Written problem: Set down the records once more, please, exactly and with the pictures left out.

A block of data:
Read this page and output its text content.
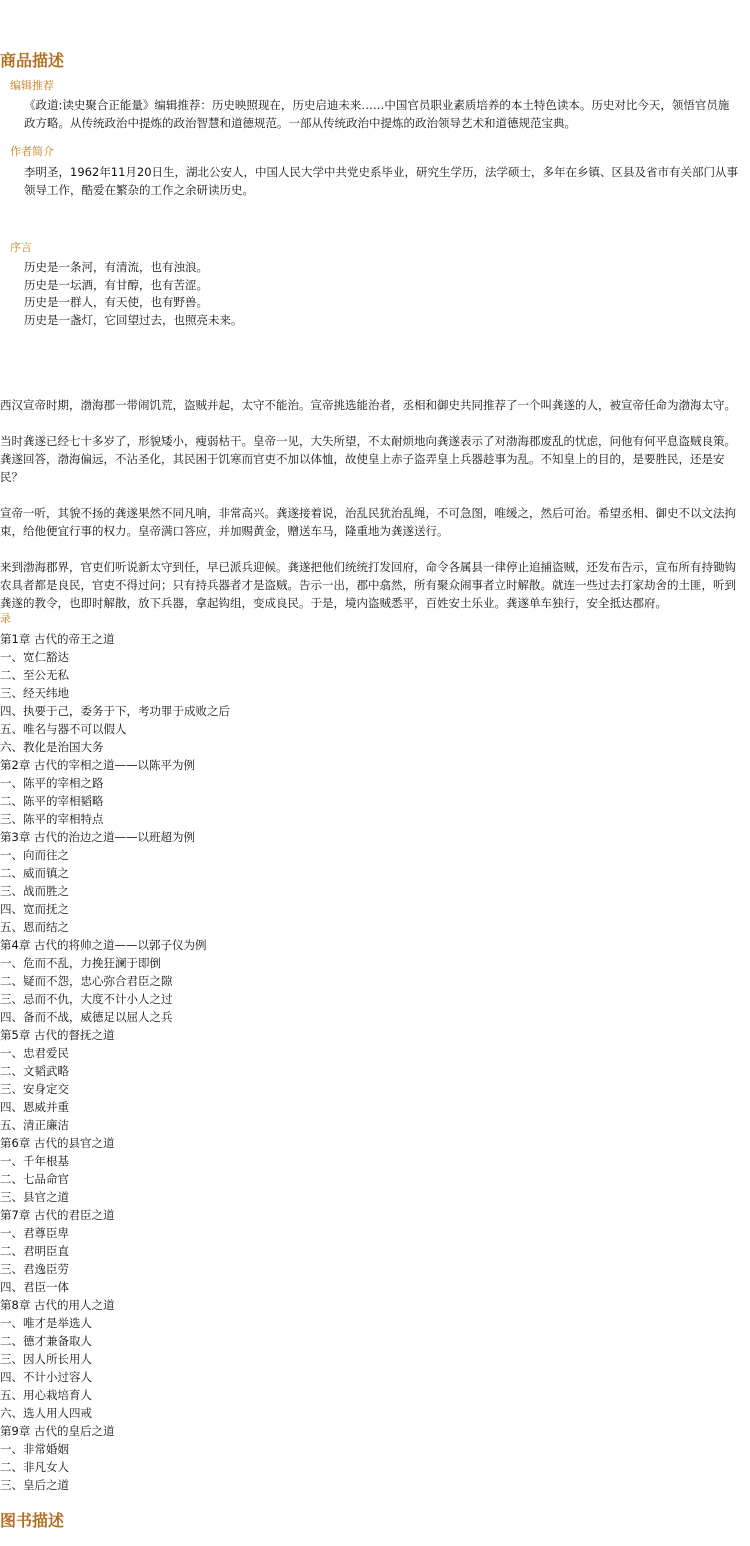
商品描述
编辑推荐
《政道:读史聚合正能量》编辑推荐：历史映照现在，历史启迪未来……中国官员职业素质培养的本土特色读本。历史对比今天，领悟官员施政方略。从传统政治中提炼的政治智慧和道德规范。一部从传统政治中提炼的政治领导艺术和道德规范宝典。
作者简介
李明圣，1962年11月20日生，湖北公安人，中国人民大学中共党史系毕业，研究生学历，法学硕士，多年在乡镇、区县及省市有关部门从事领导工作，酷爱在繁杂的工作之余研读历史。
序言
历史是一条河，有清流，也有浊浪。
历史是一坛酒，有甘醇，也有苦涩。
历史是一群人，有天使，也有野兽。
历史是一盏灯，它回望过去，也照亮未来。

西汉宣帝时期，渤海郡一带闹饥荒，盗贼并起，太守不能治。宣帝挑选能治者，丞相和御史共同推荐了一个叫龚遂的人，被宣帝任命为渤海太守。

当时龚遂已经七十多岁了，形貌矮小，瘦弱枯干。皇帝一见，大失所望，不太耐烦地向龚遂表示了对渤海郡废乱的忧虑，问他有何平息盗贼良策。龚遂回答，渤海偏远，不沾圣化，其民困于饥寒而官吏不加以体恤，故使皇上赤子盗弄皇上兵器趁事为乱。不知皇上的目的，是要胜民，还是安民？

宣帝一听，其貌不扬的龚遂果然不同凡响，非常高兴。龚遂接着说，治乱民犹治乱绳，不可急图，唯缓之，然后可治。希望丞相、御史不以文法拘束，给他便宜行事的权力。皇帝满口答应，并加赐黄金，赠送车马，隆重地为龚遂送行。

来到渤海郡界，官吏们听说新太守到任，早已派兵迎候。龚遂把他们统统打发回府，命令各属县一律停止追捕盗贼，还发布告示，宣布所有持锄钩农具者都是良民，官吏不得过问；只有持兵器者才是盗贼。告示一出，郡中翕然，所有聚众闹事者立时解散。就连一些过去打家劫舍的土匪，听到龚遂的教令，也即时解散，放下兵器，拿起钩组，变成良民。于是，境内盗贼悉平，百姓安土乐业。龚遂单车独行，安全抵达郡府。

录
第1章 古代的帝王之道
一、宽仁豁达
二、至公无私
三、经天纬地
四、执要于己，委务于下，考功罪于成败之后
五、唯名与器不可以假人
六、教化是治国大务
第2章 古代的宰相之道——以陈平为例
一、陈平的宰相之路
二、陈平的宰相韬略
三、陈平的宰相特点
第3章 古代的治边之道——以班超为例
一、向而往之
二、威而镇之
三、战而胜之
四、宽而抚之
五、恩而结之
第4章 古代的将帅之道——以郭子仪为例
一、危而不乱，力挽狂澜于即倒
二、疑而不怨，忠心弥合君臣之隙
三、忌而不仇，大度不计小人之过
四、备而不战，威德足以屈人之兵
第5章 古代的督抚之道
一、忠君爱民
二、文韬武略
三、安身定交
四、恩威并重
五、清正廉洁
第6章 古代的县官之道
一、千年根基
二、七品命官
三、县官之道
第7章 古代的君臣之道
一、君尊臣卑
二、君明臣直
三、君逸臣劳
四、君臣一体
第8章 古代的用人之道
一、唯才是举选人
二、德才兼备取人
三、因人所长用人
四、不计小过容人
五、用心栽培育人
六、选人用人四戒
第9章 古代的皇后之道
一、非常婚姻
二、非凡女人
三、皇后之道
图书描述
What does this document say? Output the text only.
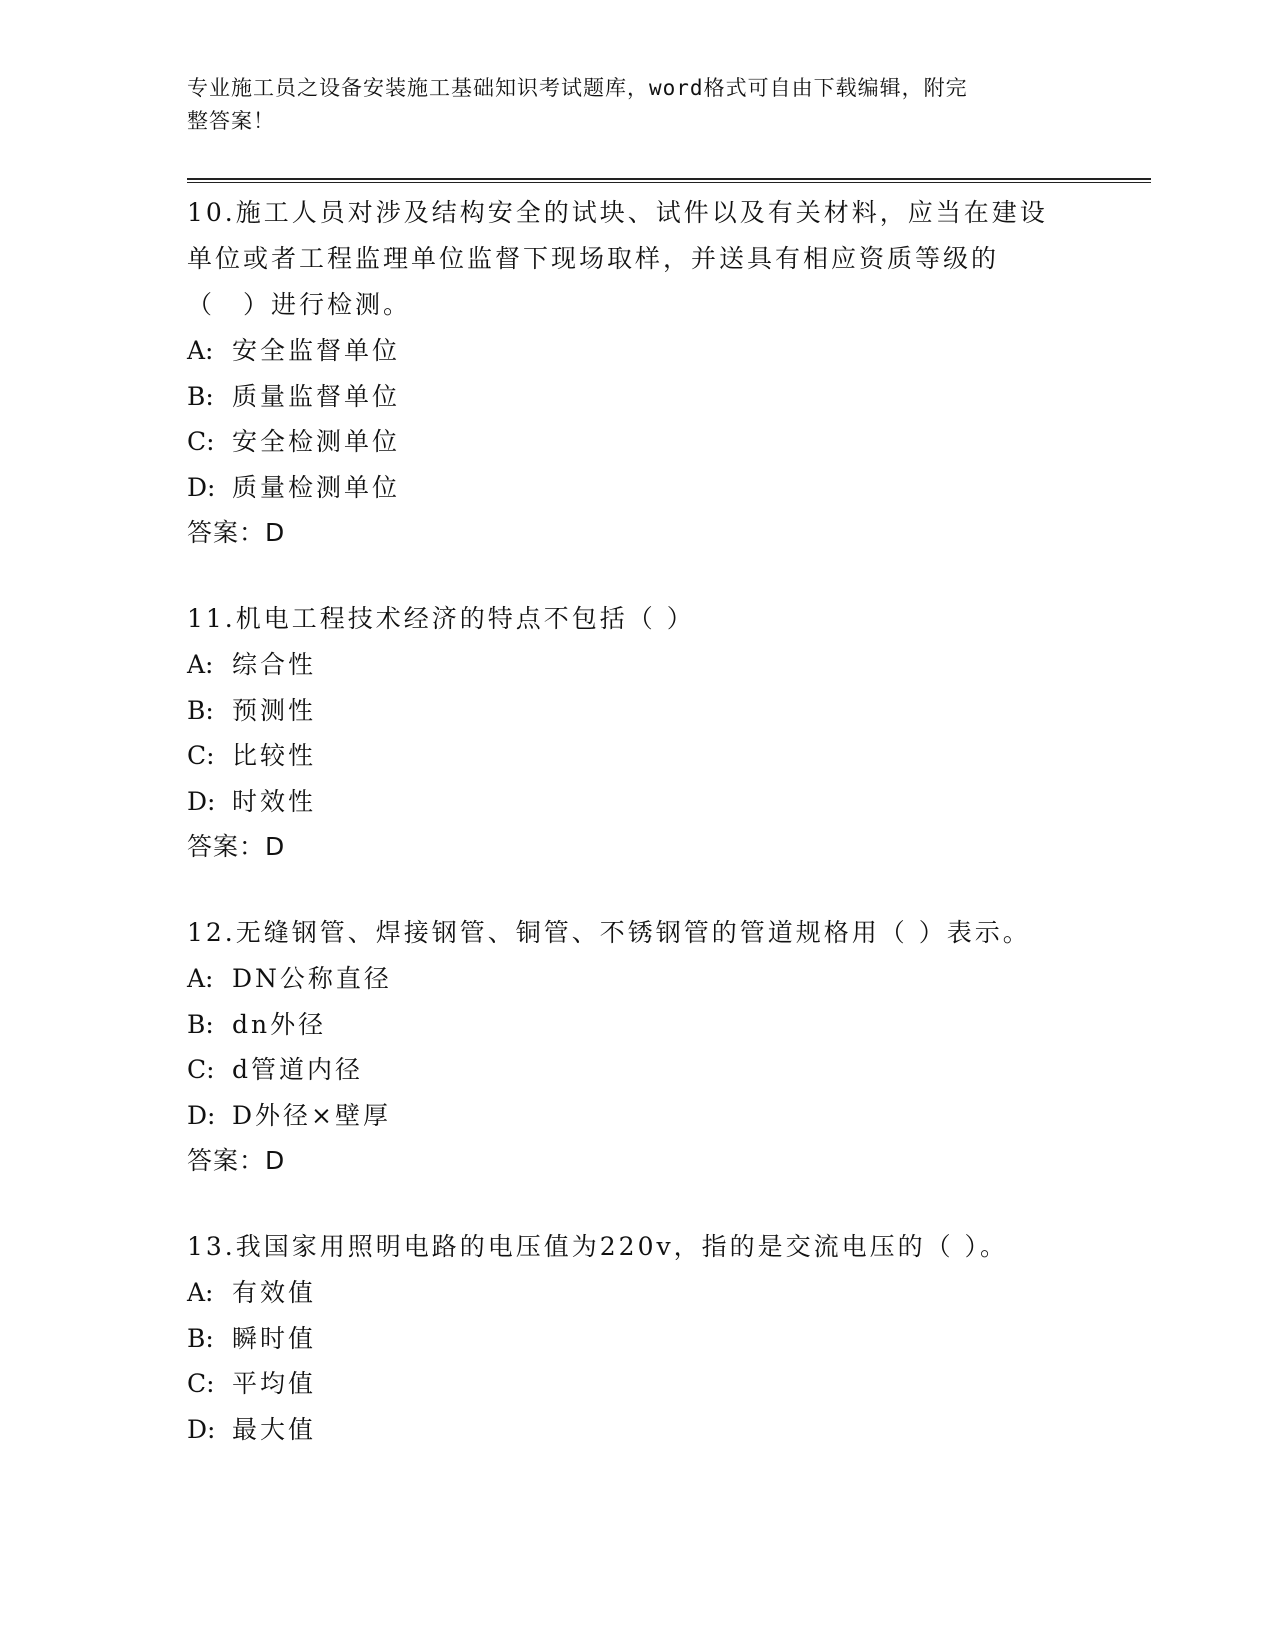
专业施工员之设备安装施工基础知识考试题库，word格式可自由下载编辑，附完
整答案！

10.施工人员对涉及结构安全的试块、试件以及有关材料，应当在建设单位或者工程监理单位监督下现场取样，并送具有相应资质等级的（　）进行检测。

A: 安全监督单位

B: 质量监督单位

C: 安全检测单位

D: 质量检测单位

答案：D

11.机电工程技术经济的特点不包括（ ）

A: 综合性

B: 预测性

C: 比较性

D: 时效性

答案：D

12.无缝钢管、焊接钢管、铜管、不锈钢管的管道规格用（ ）表示。

A: DN公称直径

B: dn外径

C: d管道内径

D: D外径×壁厚

答案：D

13.我国家用照明电路的电压值为220v，指的是交流电压的（ ）。

A: 有效值

B: 瞬时值

C: 平均值

D: 最大值
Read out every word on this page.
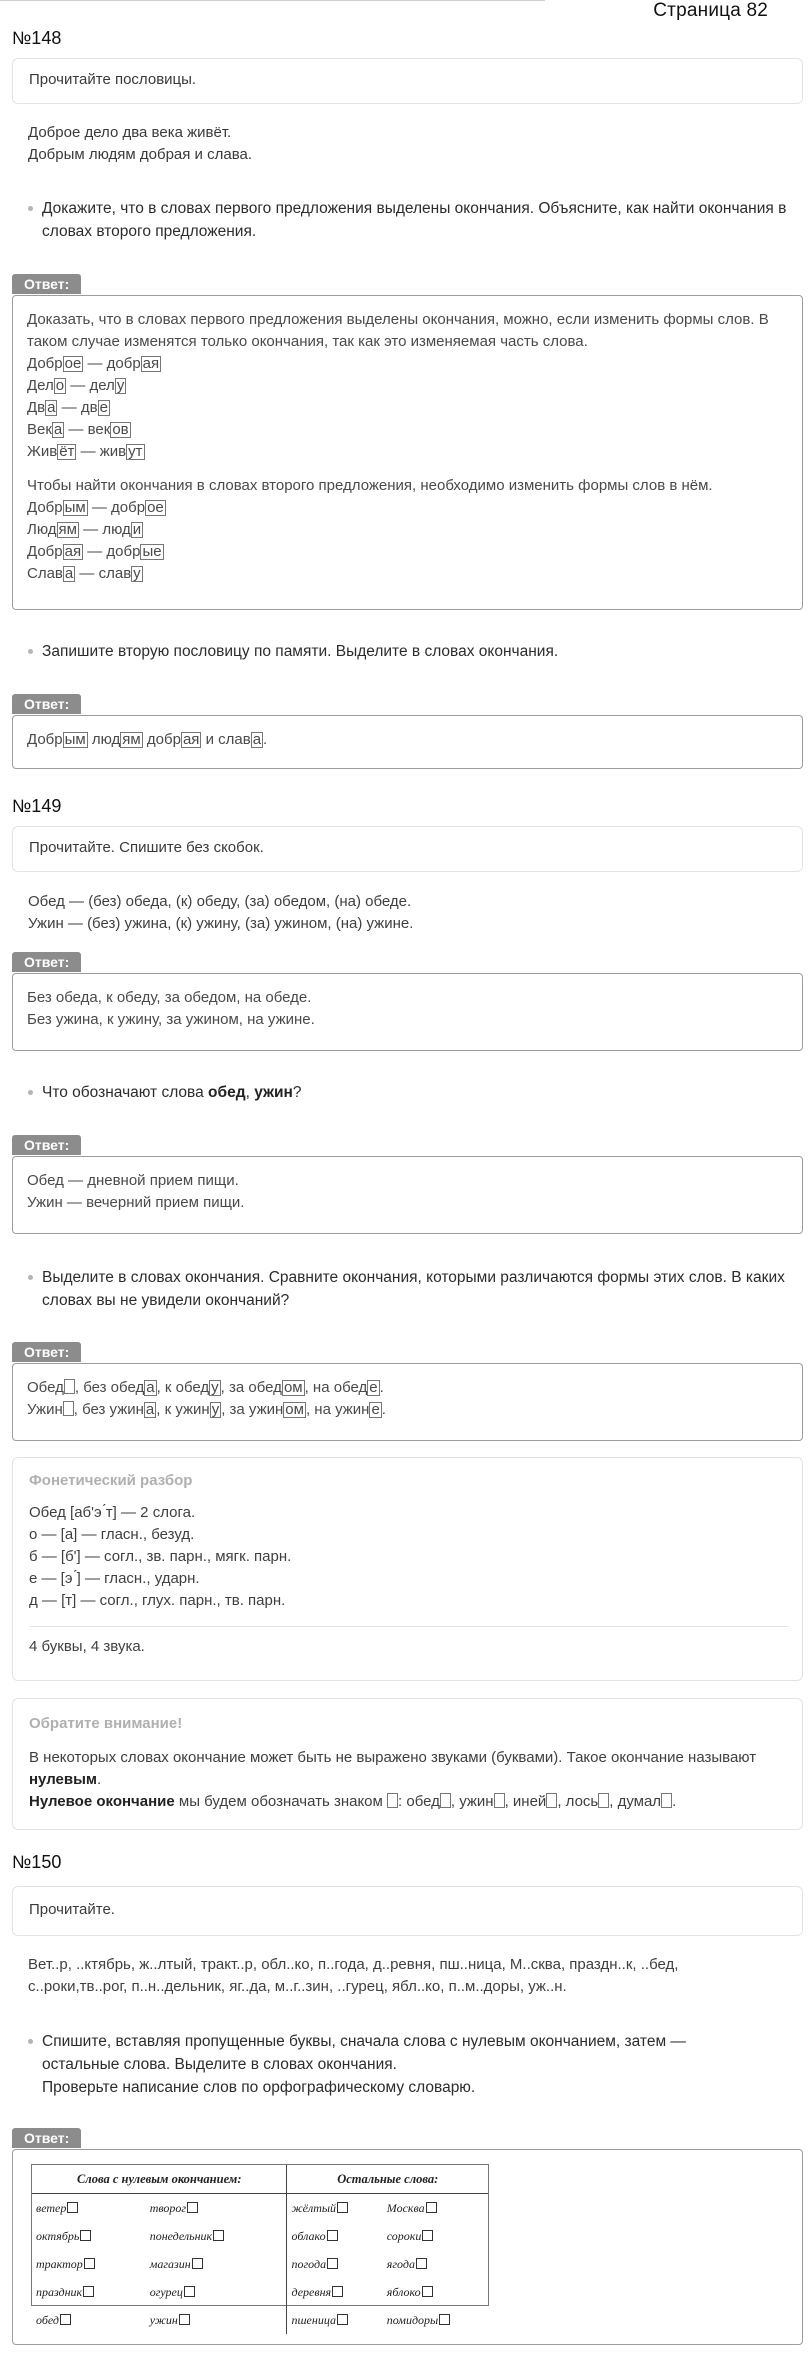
Страница 82
№148
Прочитайте пословицы.
Доброе дело два века живёт.
Добрым людям добрая и слава.
Докажите, что в словах первого предложения выделены окончания. Объясните, как найти окончания в словах второго предложения.
Ответ:
Доказать, что в словах первого предложения выделены окончания, можно, если изменить формы слов. В таком случае изменятся только окончания, так как это изменяемая часть слова.
Добр ое — добр ая
Дел о — дел у
Дв а — дв е
Век а — век ов
Жив ёт — жив ут
Чтобы найти окончания в словах второго предложения, необходимо изменить формы слов в нём.
Добр ым — добр ое
Люд ям — люд и
Добр ая — добр ые
Слав а — слав у
Запишите вторую пословицу по памяти. Выделите в словах окончания.
Ответ:
Добр ым люд ям добр ая и слав а .
№149
Прочитайте. Спишите без скобок.
Обед — (без) обеда, (к) обеду, (за) обедом, (на) обеде.
Ужин — (без) ужина, (к) ужину, (за) ужином, (на) ужине.
Ответ:
Без обеда, к обеду, за обедом, на обеде.
Без ужина, к ужину, за ужином, на ужине.
Что обозначают слова обед, ужин?
Ответ:
Обед — дневной прием пищи.
Ужин — вечерний прием пищи.
Выделите в словах окончания. Сравните окончания, которыми различаются формы этих слов. В каких словах вы не увидели окончаний?
Ответ:
Обед , без обед а , к обед у , за обед ом , на обед е .
Ужин , без ужин а , к ужин у , за ужин ом , на ужин е .
Фонетический разбор
Обед [аб'э ́т] — 2 слога.
о — [а] — гласн., безуд.
б — [б'] — согл., зв. парн., мягк. парн.
е — [э ́] — гласн., ударн.
д — [т] — согл., глух. парн., тв. парн.
4 буквы, 4 звука.
Обратите внимание!
В некоторых словах окончание может быть не выражено звуками (буквами). Такое окончание называют нулевым.
Нулевое окончание мы будем обозначать знаком : обед , ужин , иней , лось , думал .
№150
Прочитайте.
Вет..р, ..ктябрь, ж..лтый, тракт..р, обл..ко, п..года, д..ревня, пш..ница, М..сква, праздн..к, ..бед, с..роки,тв..рог, п..н..дельник, яг..да, м..г..зин, ..гурец, ябл..ко, п..м..доры, уж..н.
Спишите, вставляя пропущенные буквы, сначала слова с нулевым окончанием, затем —
остальные слова. Выделите в словах окончания.
Проверьте написание слов по орфографическому словарю.
Ответ:
Слова с нулевым окончанием:		Остальные слова:	
ветер	творог	жёлтый	Москва
октябрь	понедельник	облако	сороки
трактор	магазин	погода	ягода
праздник	огурец	деревня	яблоко
обед	ужин	пшеница	помидоры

Exercise solution:
Read this page and output its text content.
商品描述
编辑推荐
《政道:读史聚合正能量》编辑推荐：历史映照现在，历史启迪未来……中国官员职业素质培养的本土特色读本。历史对比今天，领悟官员施政方略。从传统政治中提炼的政治智慧和道德规范。一部从传统政治中提炼的政治领导艺术和道德规范宝典。
作者简介
李明圣，1962年11月20日生，湖北公安人，中国人民大学中共党史系毕业，研究生学历，法学硕士，多年在乡镇、区县及省市有关部门从事领导工作，酷爱在繁杂的工作之余研读历史。
序言
历史是一条河，有清流，也有浊浪。
历史是一坛酒，有甘醇，也有苦涩。
历史是一群人，有天使，也有野兽。
历史是一盏灯，它回望过去，也照亮未来。

西汉宣帝时期，渤海郡一带闹饥荒，盗贼并起，太守不能治。宣帝挑选能治者，丞相和御史共同推荐了一个叫龚遂的人，被宣帝任命为渤海太守。

当时龚遂已经七十多岁了，形貌矮小，瘦弱枯干。皇帝一见，大失所望，不太耐烦地向龚遂表示了对渤海郡废乱的忧虑，问他有何平息盗贼良策。龚遂回答，渤海偏远，不沾圣化，其民困于饥寒而官吏不加以体恤，故使皇上赤子盗弄皇上兵器趁事为乱。不知皇上的目的，是要胜民，还是安民？

宣帝一听，其貌不扬的龚遂果然不同凡响，非常高兴。龚遂接着说，治乱民犹治乱绳，不可急图，唯缓之，然后可治。希望丞相、御史不以文法拘束，给他便宜行事的权力。皇帝满口答应，并加赐黄金，赠送车马，隆重地为龚遂送行。

来到渤海郡界，官吏们听说新太守到任，早已派兵迎候。龚遂把他们统统打发回府，命令各属县一律停止追捕盗贼，还发布告示，宣布所有持锄钩农具者都是良民，官吏不得过问；只有持兵器者才是盗贼。告示一出，郡中翕然，所有聚众闹事者立时解散。就连一些过去打家劫舍的土匪，听到龚遂的教令，也即时解散，放下兵器，拿起钩组，变成良民。于是，境内盗贼悉平，百姓安土乐业。龚遂单车独行，安全抵达郡府。

录
第1章 古代的帝王之道
一、宽仁豁达
二、至公无私
三、经天纬地
四、执要于己，委务于下，考功罪于成败之后
五、唯名与器不可以假人
六、教化是治国大务
第2章 古代的宰相之道——以陈平为例
一、陈平的宰相之路
二、陈平的宰相韬略
三、陈平的宰相特点
第3章 古代的治边之道——以班超为例
一、向而往之
二、威而镇之
三、战而胜之
四、宽而抚之
五、恩而结之
第4章 古代的将帅之道——以郭子仪为例
一、危而不乱，力挽狂澜于即倒
二、疑而不怨，忠心弥合君臣之隙
三、忌而不仇，大度不计小人之过
四、备而不战，威德足以屈人之兵
第5章 古代的督抚之道
一、忠君爱民
二、文韬武略
三、安身定交
四、恩威并重
五、清正廉洁
第6章 古代的县官之道
一、千年根基
二、七品命官
三、县官之道
第7章 古代的君臣之道
一、君尊臣卑
二、君明臣直
三、君逸臣劳
四、君臣一体
第8章 古代的用人之道
一、唯才是举选人
二、德才兼备取人
三、因人所长用人
四、不计小过容人
五、用心栽培育人
六、选人用人四戒
第9章 古代的皇后之道
一、非常婚姻
二、非凡女人
三、皇后之道
图书描述
What does this document say? Output the text only.
专业施工员之设备安装施工基础知识考试题库，word格式可自由下载编辑，附完
整答案！

10.施工人员对涉及结构安全的试块、试件以及有关材料，应当在建设单位或者工程监理单位监督下现场取样，并送具有相应资质等级的（　）进行检测。

A: 安全监督单位

B: 质量监督单位

C: 安全检测单位

D: 质量检测单位

答案：D

11.机电工程技术经济的特点不包括（ ）

A: 综合性

B: 预测性

C: 比较性

D: 时效性

答案：D

12.无缝钢管、焊接钢管、铜管、不锈钢管的管道规格用（ ）表示。

A: DN公称直径

B: dn外径

C: d管道内径

D: D外径×壁厚

答案：D

13.我国家用照明电路的电压值为220v，指的是交流电压的（ ）。

A: 有效值

B: 瞬时值

C: 平均值

D: 最大值
Read out every word on this page.
Страница 82
№148
Прочитайте пословицы.
Доброе дело два века живёт.
Добрым людям добрая и слава.
Докажите, что в словах первого предложения выделены окончания. Объясните, как найти окончания в словах второго предложения.
Ответ:
Доказать, что в словах первого предложения выделены окончания, можно, если изменить формы слов. В таком случае изменятся только окончания, так как это изменяемая часть слова.
Добр ое — добр ая
Дел о — дел у
Дв а — дв е
Век а — век ов
Жив ёт — жив ут
Чтобы найти окончания в словах второго предложения, необходимо изменить формы слов в нём.
Добр ым — добр ое
Люд ям — люд и
Добр ая — добр ые
Слав а — слав у
Запишите вторую пословицу по памяти. Выделите в словах окончания.
Ответ:
Добр ым люд ям добр ая и слав а .
№149
Прочитайте. Спишите без скобок.
Обед — (без) обеда, (к) обеду, (за) обедом, (на) обеде.
Ужин — (без) ужина, (к) ужину, (за) ужином, (на) ужине.
Ответ:
Без обеда, к обеду, за обедом, на обеде.
Без ужина, к ужину, за ужином, на ужине.
Что обозначают слова обед, ужин?
Ответ:
Обед — дневной прием пищи.
Ужин — вечерний прием пищи.
Выделите в словах окончания. Сравните окончания, которыми различаются формы этих слов. В каких словах вы не увидели окончаний?
Ответ:
Обед , без обед а , к обед у , за обед ом , на обед е .
Ужин , без ужин а , к ужин у , за ужин ом , на ужин е .
Фонетический разбор
Обед [аб'э ́т] — 2 слога.
о — [а] — гласн., безуд.
б — [б'] — согл., зв. парн., мягк. парн.
е — [э ́] — гласн., ударн.
д — [т] — согл., глух. парн., тв. парн.
4 буквы, 4 звука.
Обратите внимание!
В некоторых словах окончание может быть не выражено звуками (буквами). Такое окончание называют нулевым.
Нулевое окончание мы будем обозначать знаком : обед , ужин , иней , лось , думал .
№150
Прочитайте.
Вет..р, ..ктябрь, ж..лтый, тракт..р, обл..ко, п..года, д..ревня, пш..ница, М..сква, праздн..к, ..бед, с..роки,тв..рог, п..н..дельник, яг..да, м..г..зин, ..гурец, ябл..ко, п..м..доры, уж..н.
Спишите, вставляя пропущенные буквы, сначала слова с нулевым окончанием, затем —
остальные слова. Выделите в словах окончания.
Проверьте написание слов по орфографическому словарю.
Ответ:
Слова с нулевым окончанием:		Остальные слова:	
ветер	творог	жёлтый	Москва
октябрь	понедельник	облако	сороки
трактор	магазин	погода	ягода
праздник	огурец	деревня	яблоко
обед	ужин	пшеница	помидоры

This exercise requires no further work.